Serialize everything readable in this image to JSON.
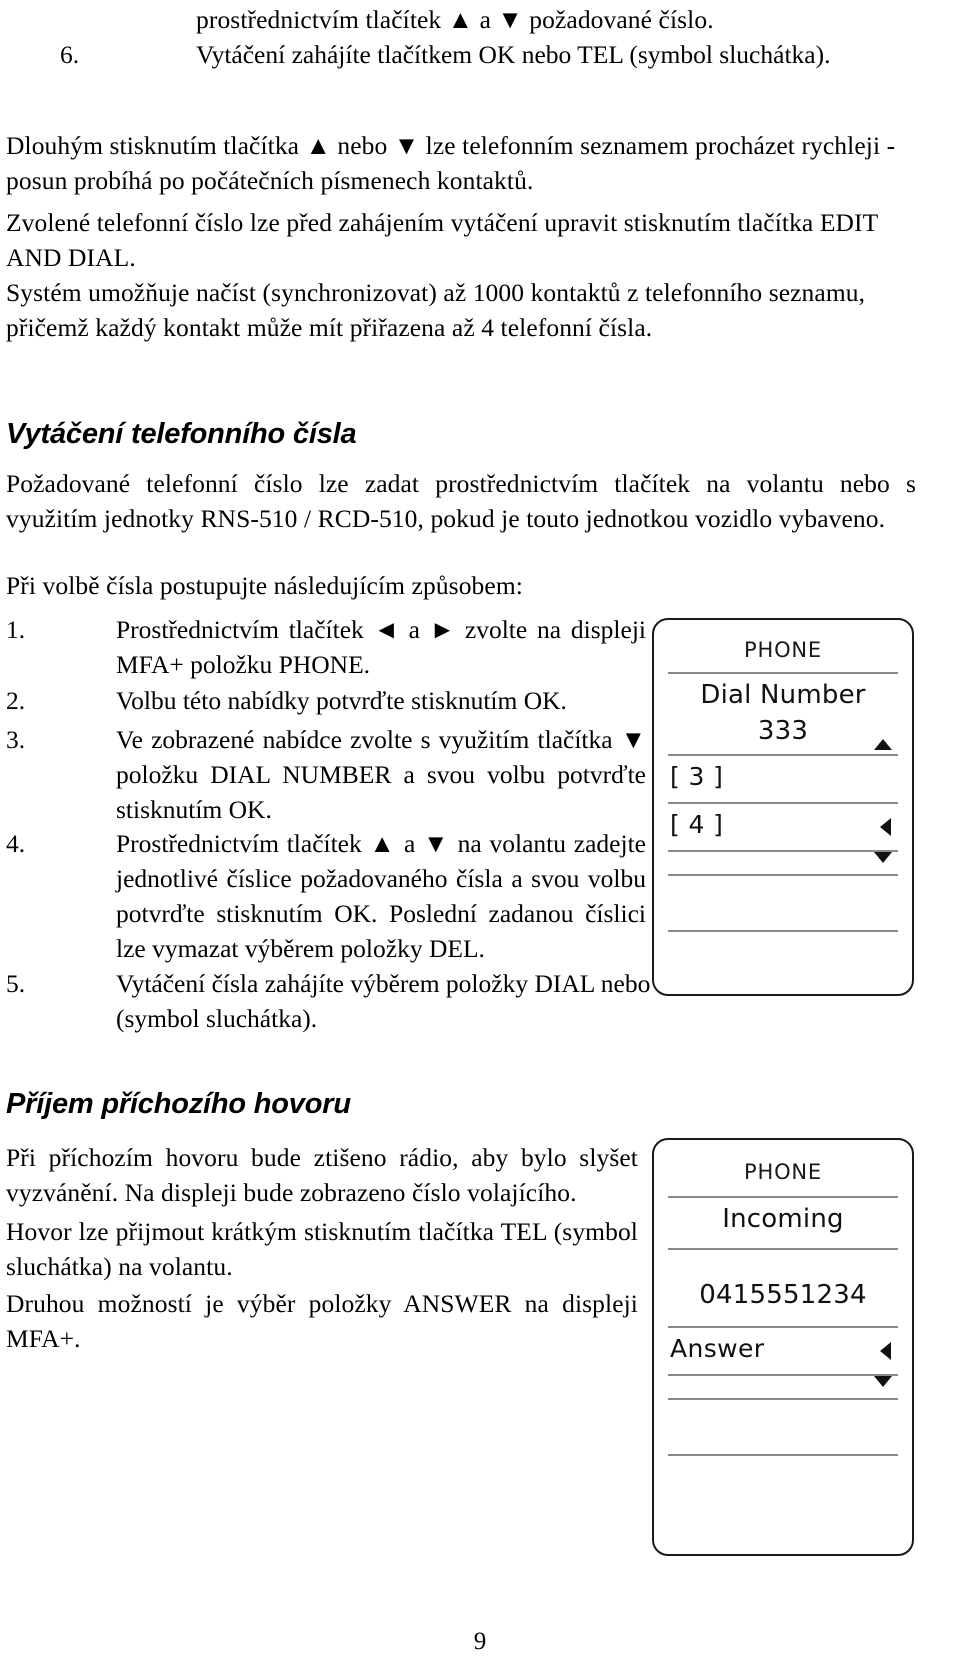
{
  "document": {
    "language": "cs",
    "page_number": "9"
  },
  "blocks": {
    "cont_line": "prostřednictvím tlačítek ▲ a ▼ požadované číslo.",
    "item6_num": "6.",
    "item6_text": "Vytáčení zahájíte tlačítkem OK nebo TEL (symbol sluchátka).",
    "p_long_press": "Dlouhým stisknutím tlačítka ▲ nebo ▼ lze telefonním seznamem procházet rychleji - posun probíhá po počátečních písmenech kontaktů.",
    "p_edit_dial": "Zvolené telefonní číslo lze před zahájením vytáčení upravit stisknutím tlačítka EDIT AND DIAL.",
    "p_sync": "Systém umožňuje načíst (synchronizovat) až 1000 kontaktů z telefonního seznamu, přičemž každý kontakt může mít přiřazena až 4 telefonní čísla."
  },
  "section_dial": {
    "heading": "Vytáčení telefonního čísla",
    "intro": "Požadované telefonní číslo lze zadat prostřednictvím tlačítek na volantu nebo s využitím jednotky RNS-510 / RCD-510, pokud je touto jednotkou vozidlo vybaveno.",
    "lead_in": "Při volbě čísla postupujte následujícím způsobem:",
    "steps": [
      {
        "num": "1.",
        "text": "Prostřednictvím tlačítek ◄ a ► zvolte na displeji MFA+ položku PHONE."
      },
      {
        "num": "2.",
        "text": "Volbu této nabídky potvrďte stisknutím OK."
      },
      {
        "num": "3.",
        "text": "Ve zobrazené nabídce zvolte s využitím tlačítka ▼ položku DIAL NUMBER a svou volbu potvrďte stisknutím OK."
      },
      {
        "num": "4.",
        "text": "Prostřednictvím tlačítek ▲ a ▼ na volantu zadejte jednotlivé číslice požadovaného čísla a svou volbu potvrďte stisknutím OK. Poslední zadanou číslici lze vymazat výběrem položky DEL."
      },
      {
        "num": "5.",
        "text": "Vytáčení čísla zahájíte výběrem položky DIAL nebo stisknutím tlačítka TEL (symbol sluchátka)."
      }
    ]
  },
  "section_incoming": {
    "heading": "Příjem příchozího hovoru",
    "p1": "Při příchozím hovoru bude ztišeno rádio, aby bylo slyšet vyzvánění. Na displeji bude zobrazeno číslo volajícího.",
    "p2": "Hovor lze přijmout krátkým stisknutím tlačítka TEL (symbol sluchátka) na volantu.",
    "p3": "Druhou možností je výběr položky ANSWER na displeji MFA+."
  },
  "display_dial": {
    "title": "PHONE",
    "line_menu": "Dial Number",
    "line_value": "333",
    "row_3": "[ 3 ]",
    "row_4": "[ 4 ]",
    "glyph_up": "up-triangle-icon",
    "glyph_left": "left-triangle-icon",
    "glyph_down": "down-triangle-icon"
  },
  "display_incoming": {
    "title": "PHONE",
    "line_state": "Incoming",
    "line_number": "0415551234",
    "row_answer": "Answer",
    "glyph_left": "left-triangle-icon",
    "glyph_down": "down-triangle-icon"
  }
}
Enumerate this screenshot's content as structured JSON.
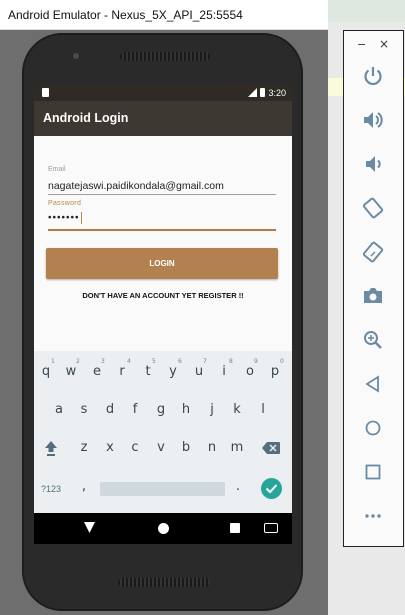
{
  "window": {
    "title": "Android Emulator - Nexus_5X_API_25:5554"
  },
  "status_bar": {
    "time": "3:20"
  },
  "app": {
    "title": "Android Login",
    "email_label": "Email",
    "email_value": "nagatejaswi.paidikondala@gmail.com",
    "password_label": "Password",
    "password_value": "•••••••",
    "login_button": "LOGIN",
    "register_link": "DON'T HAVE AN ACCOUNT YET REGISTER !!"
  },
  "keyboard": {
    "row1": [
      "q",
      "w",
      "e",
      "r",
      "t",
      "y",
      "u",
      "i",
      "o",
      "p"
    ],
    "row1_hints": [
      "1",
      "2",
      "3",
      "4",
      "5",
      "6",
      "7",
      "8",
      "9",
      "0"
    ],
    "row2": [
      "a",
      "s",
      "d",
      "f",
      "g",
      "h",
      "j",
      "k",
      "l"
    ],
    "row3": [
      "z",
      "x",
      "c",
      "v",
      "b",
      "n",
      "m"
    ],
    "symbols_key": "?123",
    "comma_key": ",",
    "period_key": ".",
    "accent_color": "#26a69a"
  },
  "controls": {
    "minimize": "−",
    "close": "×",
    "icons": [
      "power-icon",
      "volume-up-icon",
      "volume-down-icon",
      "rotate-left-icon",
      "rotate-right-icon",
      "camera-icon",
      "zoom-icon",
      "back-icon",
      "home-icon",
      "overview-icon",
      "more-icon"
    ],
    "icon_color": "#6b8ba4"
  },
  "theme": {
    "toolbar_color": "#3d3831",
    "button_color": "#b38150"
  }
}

§ **Goal of the exercise**: Show the lines that mention the word "položky".

§ **Exercise solution**:
        "text": "Prostřednictvím tlačítek ▲ a ▼ na volantu zadejte jednotlivé číslice požadovaného čísla a svou volbu potvrďte stisknutím OK. Poslední zadanou číslici lze vymazat výběrem položky DEL."
        "text": "Vytáčení čísla zahájíte výběrem položky DIAL nebo stisknutím tlačítka TEL (symbol sluchátka)."
    "p3": "Druhou možností je výběr položky ANSWER na displeji MFA+."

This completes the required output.